Copy out each line containing "explorer" from the entries below.
——————————
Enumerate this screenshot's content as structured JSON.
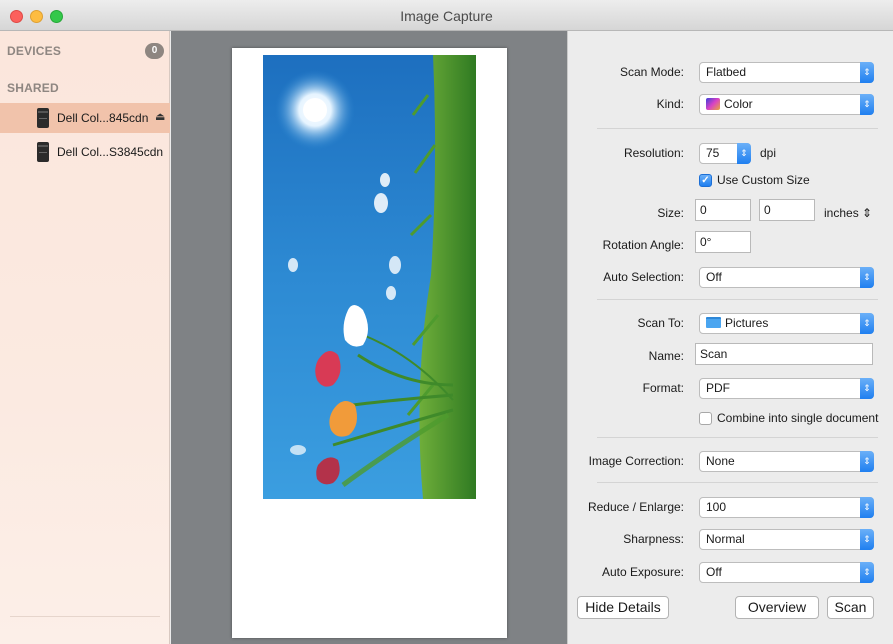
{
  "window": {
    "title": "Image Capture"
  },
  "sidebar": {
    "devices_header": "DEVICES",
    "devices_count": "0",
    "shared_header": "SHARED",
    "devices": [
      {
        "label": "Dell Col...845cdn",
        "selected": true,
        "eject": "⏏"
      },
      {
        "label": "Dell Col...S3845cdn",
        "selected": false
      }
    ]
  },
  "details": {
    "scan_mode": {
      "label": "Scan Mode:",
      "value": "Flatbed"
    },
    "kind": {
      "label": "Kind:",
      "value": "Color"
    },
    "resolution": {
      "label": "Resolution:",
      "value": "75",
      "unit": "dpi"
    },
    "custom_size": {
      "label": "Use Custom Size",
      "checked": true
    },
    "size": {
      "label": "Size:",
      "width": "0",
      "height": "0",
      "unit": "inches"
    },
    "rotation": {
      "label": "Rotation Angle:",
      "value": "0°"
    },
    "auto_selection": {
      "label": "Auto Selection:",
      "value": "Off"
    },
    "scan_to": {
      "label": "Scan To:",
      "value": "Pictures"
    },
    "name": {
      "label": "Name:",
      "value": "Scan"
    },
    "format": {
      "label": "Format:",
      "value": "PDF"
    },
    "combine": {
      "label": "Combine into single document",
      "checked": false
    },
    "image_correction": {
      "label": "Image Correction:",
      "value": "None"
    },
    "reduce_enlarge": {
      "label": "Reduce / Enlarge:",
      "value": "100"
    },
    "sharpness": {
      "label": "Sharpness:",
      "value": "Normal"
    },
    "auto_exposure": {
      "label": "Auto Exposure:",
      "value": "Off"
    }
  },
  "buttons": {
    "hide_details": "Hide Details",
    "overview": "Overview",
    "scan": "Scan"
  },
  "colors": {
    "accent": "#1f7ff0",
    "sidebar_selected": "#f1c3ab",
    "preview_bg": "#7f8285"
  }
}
——————————
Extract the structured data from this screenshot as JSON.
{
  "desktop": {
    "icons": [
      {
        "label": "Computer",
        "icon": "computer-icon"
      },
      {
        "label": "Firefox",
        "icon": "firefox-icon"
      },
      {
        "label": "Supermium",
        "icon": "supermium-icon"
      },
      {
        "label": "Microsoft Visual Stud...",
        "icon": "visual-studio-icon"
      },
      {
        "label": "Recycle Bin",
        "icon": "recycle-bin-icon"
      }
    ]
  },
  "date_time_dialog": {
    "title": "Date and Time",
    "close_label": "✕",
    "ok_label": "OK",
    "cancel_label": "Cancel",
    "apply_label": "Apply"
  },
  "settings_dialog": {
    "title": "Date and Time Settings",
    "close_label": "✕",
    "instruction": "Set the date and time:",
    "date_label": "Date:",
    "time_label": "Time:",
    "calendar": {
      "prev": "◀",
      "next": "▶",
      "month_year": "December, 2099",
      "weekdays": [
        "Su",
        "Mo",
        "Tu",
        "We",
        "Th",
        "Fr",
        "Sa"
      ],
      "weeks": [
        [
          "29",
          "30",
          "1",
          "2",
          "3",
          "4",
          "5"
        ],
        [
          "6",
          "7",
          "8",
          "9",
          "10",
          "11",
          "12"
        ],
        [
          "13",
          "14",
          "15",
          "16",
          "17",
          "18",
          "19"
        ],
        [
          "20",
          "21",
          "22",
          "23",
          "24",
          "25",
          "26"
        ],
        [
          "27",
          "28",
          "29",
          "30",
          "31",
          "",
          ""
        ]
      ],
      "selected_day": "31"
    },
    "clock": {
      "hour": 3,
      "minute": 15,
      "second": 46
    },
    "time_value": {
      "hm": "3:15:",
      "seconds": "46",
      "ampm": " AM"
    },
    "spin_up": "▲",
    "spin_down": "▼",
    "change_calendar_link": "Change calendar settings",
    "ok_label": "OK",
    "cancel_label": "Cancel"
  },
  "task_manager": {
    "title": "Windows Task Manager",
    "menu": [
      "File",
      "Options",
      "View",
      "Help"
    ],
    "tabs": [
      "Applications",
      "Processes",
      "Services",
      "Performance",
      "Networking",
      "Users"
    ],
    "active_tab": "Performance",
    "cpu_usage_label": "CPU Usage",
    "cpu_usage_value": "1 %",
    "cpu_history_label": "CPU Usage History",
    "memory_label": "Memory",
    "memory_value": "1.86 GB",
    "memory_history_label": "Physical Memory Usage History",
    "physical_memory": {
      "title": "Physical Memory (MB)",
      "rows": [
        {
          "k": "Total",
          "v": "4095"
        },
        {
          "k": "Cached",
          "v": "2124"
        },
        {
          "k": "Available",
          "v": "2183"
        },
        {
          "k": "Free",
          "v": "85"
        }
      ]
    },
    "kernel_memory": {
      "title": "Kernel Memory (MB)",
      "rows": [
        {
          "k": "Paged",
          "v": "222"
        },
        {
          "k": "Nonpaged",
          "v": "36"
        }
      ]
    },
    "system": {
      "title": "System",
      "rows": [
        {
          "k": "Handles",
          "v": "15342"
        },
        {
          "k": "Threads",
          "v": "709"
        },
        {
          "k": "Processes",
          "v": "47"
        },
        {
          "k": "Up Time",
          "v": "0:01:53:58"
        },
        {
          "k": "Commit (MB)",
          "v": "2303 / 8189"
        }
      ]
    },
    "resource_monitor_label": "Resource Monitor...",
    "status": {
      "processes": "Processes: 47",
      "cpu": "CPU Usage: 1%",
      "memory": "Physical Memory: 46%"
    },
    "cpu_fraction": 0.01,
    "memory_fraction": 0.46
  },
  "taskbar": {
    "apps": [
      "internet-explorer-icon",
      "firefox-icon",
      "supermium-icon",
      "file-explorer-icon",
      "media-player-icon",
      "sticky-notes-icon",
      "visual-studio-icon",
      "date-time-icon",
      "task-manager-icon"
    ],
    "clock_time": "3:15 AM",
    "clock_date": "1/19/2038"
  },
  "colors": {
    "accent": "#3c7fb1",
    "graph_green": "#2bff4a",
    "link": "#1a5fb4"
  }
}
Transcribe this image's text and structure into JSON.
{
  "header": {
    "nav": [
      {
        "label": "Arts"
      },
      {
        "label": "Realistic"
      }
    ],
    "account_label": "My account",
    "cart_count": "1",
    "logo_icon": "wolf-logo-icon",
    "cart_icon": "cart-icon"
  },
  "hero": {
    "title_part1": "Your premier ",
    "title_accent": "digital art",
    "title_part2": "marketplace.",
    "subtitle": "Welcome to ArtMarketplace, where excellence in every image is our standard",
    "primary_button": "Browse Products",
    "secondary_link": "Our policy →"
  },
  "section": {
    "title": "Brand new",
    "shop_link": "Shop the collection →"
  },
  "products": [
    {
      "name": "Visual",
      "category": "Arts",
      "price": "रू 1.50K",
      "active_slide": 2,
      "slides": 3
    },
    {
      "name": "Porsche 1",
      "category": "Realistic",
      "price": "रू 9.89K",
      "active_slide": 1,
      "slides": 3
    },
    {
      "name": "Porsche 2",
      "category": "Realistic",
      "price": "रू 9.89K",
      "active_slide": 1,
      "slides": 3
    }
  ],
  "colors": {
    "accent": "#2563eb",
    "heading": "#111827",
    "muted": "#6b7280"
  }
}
——————————
Exercise response –
      "internet-explorer-icon",
      "file-explorer-icon",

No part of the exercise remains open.